Show all lines that include the string "icon"; copy each one.

** Start SUPPLIED DATA **

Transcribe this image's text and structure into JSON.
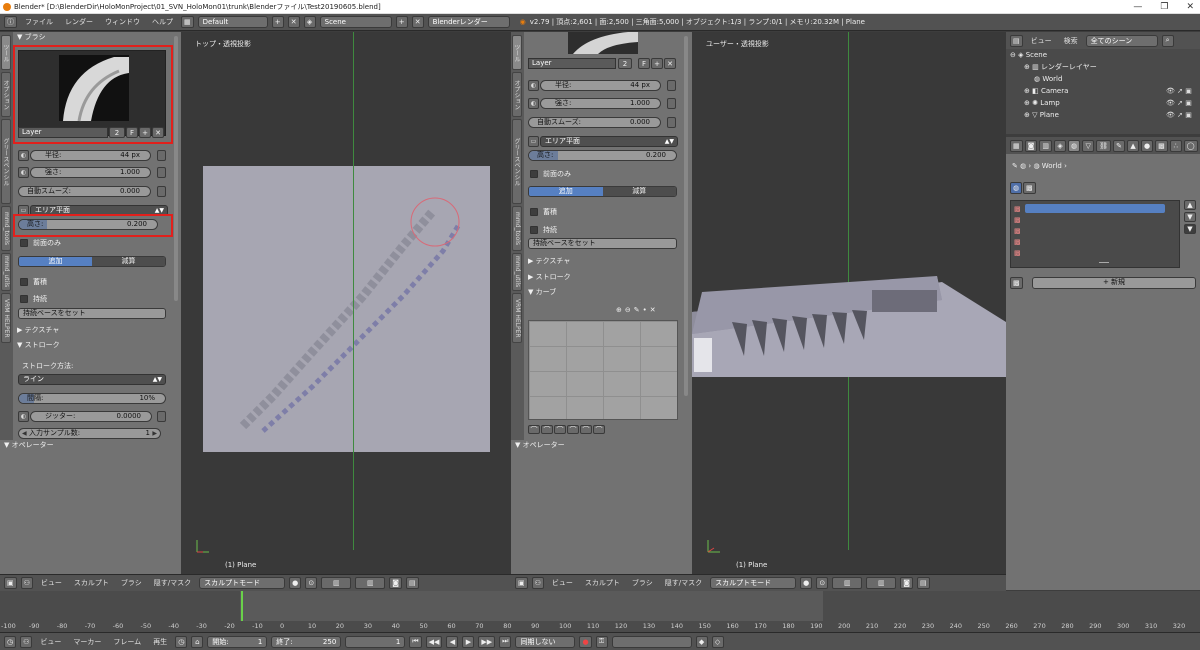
{
  "window": {
    "title": "Blender* [D:\\BlenderDir\\HoloMonProject\\01_SVN_HoloMon01\\trunk\\Blenderファイル\\Test20190605.blend]",
    "min": "—",
    "max": "❐",
    "close": "✕"
  },
  "topbar": {
    "menus": [
      "ファイル",
      "レンダー",
      "ウィンドウ",
      "ヘルプ"
    ],
    "layout": "Default",
    "scene": "Scene",
    "engine": "Blenderレンダー",
    "stats": "v2.79 | 頂点:2,601 | 面:2,500 | 三角面:5,000 | オブジェクト:1/3 | ランプ:0/1 | メモリ:20.32M | Plane"
  },
  "left_tabs": [
    "ツール",
    "オプション",
    "グリースペンシル",
    "mmd_tools",
    "mmd_utils",
    "VRM HELPER"
  ],
  "brush": {
    "header": "ブラシ",
    "layer_name": "Layer",
    "layer_users": "2",
    "fake": "F",
    "plus": "+",
    "x": "✕",
    "radius_label": "半径:",
    "radius_value": "44 px",
    "strength_label": "強さ:",
    "strength_value": "1.000",
    "autosmooth_label": "自動スムーズ:",
    "autosmooth_value": "0.000",
    "area_plane": "エリア平面",
    "height_label": "高さ:",
    "height_value": "0.200",
    "height_fraction": 0.2,
    "front_only": "前面のみ",
    "add": "追加",
    "subtract": "減算",
    "accumulate": "蓄積",
    "persistent": "持続",
    "set_persistent": "持続ベースをセット"
  },
  "texture_header": "テクスチャ",
  "stroke_header": "ストローク",
  "stroke_method_label": "ストローク方法:",
  "stroke_method": "ライン",
  "spacing_label": "間隔:",
  "spacing_value": "10%",
  "spacing_fraction": 0.1,
  "jitter_label": "ジッター:",
  "jitter_value": "0.0000",
  "input_samples_label": "入力サンプル数:",
  "input_samples_value": "1",
  "curve_header": "カーブ",
  "operator_header": "オペレーター",
  "viewport_left": {
    "title": "トップ・透視投影",
    "object": "(1) Plane"
  },
  "viewport_right": {
    "title": "ユーザー・透視投影",
    "object": "(1) Plane"
  },
  "vp_menus": [
    "ビュー",
    "スカルプト",
    "ブラシ",
    "隠す/マスク"
  ],
  "mode": "スカルプトモード",
  "outliner": {
    "menus": [
      "ビュー",
      "検索"
    ],
    "filter": "全てのシーン",
    "items": [
      "Scene",
      "レンダーレイヤー",
      "World",
      "Camera",
      "Lamp",
      "Plane"
    ]
  },
  "properties": {
    "breadcrumb": "World",
    "new_btn": "新規"
  },
  "timeline": {
    "ticks": [
      "-100",
      "-90",
      "-80",
      "-70",
      "-60",
      "-50",
      "-40",
      "-30",
      "-20",
      "-10",
      "0",
      "10",
      "20",
      "30",
      "40",
      "50",
      "60",
      "70",
      "80",
      "90",
      "100",
      "110",
      "120",
      "130",
      "140",
      "150",
      "160",
      "170",
      "180",
      "190",
      "200",
      "210",
      "220",
      "230",
      "240",
      "250",
      "260",
      "270",
      "280",
      "290",
      "300",
      "310",
      "320"
    ],
    "menus": [
      "ビュー",
      "マーカー",
      "フレーム",
      "再生"
    ],
    "start_label": "開始:",
    "start": "1",
    "end_label": "終了:",
    "end": "250",
    "current": "1",
    "sync": "同期しない"
  }
}
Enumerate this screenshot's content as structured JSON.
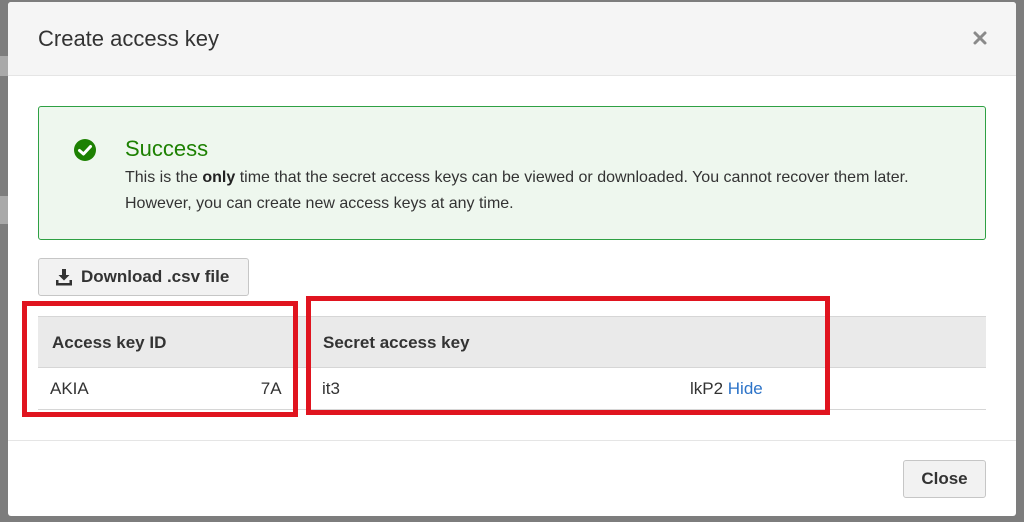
{
  "modal": {
    "title": "Create access key",
    "close_glyph": "×"
  },
  "alert": {
    "title": "Success",
    "body_before": "This is the ",
    "body_bold": "only",
    "body_after": " time that the secret access keys can be viewed or downloaded. You cannot recover them later. However, you can create new access keys at any time.",
    "icon": "check-circle-icon",
    "color": "#1d8102"
  },
  "download_button": {
    "label": "Download .csv file",
    "icon": "download-icon"
  },
  "table": {
    "headers": [
      "Access key ID",
      "Secret access key"
    ],
    "row": {
      "access_key_prefix": "AKIA",
      "access_key_suffix": "7A",
      "secret_prefix": "it3",
      "secret_suffix": "lkP2",
      "hide_link": "Hide"
    }
  },
  "footer": {
    "close_label": "Close"
  },
  "colors": {
    "highlight": "#e0141f",
    "link": "#2c73c8",
    "success": "#1d8102"
  }
}
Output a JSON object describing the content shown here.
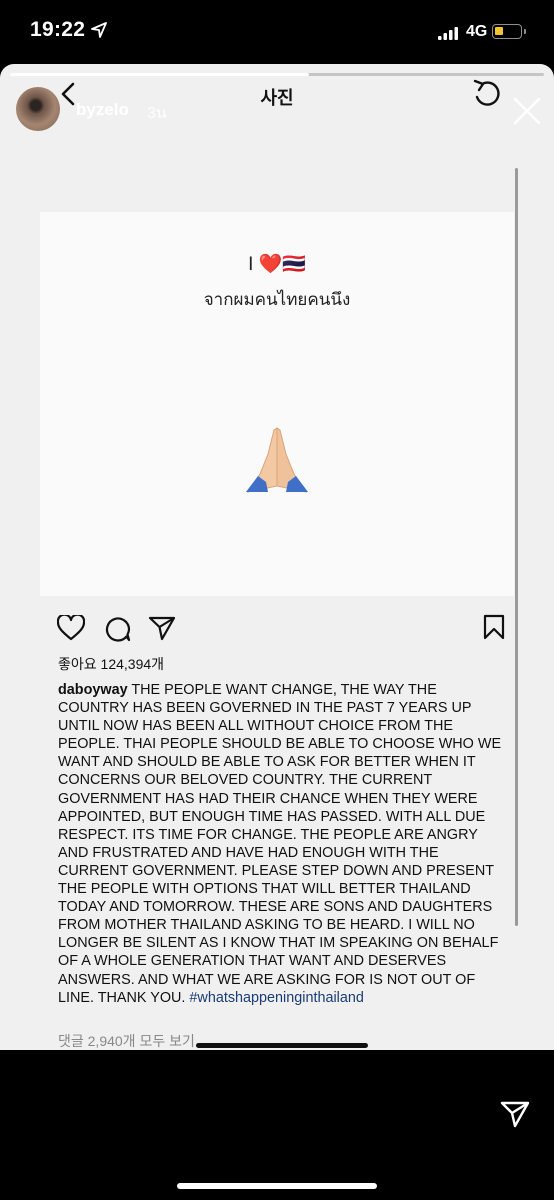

** End SUPPLIED DATA **

EXPECTED OUTPUT.
    "icon": "check-circle-icon",
    "icon": "download-icon"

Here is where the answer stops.